List all the lines in these records that hold "Основы".

● Input records:
********
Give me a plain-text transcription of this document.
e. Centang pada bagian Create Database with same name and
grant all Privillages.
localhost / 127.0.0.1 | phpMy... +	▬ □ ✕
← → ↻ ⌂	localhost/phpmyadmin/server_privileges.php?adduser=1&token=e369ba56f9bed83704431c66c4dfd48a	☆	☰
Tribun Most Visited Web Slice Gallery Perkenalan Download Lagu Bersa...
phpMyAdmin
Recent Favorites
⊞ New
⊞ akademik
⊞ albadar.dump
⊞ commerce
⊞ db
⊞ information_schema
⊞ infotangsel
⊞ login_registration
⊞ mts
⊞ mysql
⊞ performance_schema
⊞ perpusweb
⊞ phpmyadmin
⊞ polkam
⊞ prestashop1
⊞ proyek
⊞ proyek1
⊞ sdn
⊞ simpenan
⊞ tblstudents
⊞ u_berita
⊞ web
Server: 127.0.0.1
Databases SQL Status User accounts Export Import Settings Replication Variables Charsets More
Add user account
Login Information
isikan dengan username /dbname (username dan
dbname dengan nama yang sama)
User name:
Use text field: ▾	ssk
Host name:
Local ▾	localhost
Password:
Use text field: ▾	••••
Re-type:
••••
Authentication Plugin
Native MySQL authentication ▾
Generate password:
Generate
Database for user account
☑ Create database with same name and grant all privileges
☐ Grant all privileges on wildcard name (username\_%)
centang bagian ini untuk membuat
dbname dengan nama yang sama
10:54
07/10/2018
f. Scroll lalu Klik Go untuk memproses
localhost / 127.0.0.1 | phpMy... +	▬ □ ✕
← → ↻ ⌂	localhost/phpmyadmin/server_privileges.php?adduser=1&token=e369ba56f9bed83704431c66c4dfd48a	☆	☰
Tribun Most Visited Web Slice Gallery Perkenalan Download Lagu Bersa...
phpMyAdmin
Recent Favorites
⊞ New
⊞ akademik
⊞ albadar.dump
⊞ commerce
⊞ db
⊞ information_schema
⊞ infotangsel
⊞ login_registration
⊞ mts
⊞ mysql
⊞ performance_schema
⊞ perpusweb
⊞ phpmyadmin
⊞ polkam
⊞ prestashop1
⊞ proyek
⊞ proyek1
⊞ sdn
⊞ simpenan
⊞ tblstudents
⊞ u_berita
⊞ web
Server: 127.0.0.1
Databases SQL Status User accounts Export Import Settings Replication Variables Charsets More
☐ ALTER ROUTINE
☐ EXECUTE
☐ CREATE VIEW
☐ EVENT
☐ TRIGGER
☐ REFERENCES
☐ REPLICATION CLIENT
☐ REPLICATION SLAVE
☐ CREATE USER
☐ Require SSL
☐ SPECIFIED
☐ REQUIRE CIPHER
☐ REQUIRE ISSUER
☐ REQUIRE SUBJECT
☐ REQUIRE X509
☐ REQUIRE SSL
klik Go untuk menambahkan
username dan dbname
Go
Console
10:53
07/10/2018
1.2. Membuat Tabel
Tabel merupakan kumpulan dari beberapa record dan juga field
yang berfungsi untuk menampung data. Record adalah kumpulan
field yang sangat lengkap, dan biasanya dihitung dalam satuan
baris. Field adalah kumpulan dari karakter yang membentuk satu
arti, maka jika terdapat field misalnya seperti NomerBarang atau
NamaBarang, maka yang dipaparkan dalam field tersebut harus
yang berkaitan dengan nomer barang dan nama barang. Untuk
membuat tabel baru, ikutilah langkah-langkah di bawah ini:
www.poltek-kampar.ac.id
********
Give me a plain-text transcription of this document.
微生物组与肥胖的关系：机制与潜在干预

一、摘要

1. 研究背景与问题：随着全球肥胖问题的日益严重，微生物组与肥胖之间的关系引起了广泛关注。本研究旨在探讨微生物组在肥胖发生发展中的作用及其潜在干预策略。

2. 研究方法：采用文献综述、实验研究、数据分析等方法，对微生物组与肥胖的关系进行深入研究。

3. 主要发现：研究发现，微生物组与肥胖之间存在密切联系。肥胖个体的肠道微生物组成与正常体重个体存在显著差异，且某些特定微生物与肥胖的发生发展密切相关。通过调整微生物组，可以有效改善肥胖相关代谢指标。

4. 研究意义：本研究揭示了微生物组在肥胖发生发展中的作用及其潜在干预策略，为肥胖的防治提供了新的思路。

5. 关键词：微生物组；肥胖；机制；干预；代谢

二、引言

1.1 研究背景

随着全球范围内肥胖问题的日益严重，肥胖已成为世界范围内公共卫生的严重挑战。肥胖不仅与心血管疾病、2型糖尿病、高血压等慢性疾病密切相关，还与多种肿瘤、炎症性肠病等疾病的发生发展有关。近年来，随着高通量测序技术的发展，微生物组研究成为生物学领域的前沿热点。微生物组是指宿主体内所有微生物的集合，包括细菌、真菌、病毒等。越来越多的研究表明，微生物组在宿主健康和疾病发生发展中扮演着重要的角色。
********
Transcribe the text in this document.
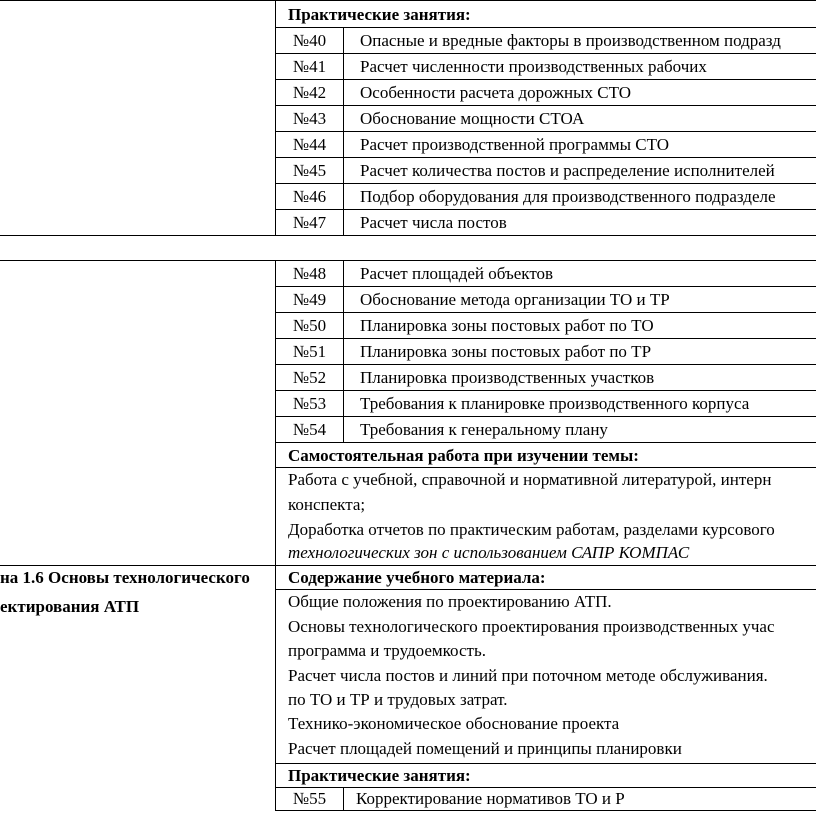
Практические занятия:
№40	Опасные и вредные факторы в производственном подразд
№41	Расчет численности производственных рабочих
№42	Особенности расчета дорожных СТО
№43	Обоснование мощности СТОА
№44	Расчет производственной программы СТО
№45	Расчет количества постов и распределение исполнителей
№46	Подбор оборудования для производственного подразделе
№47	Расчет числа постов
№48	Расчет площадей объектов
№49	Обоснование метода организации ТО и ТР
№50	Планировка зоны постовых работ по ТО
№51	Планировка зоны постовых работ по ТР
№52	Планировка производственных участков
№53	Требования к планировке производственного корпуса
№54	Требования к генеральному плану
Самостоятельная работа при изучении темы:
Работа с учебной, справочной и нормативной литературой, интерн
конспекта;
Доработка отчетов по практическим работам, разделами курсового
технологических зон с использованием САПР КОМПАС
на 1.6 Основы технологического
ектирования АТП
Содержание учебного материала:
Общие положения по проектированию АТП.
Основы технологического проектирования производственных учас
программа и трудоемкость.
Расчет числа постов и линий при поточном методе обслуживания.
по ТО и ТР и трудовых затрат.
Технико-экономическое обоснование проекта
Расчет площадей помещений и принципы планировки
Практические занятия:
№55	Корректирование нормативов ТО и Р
********
● Full output:
на 1.6 Основы технологического
Основы технологического проектирования производственных учас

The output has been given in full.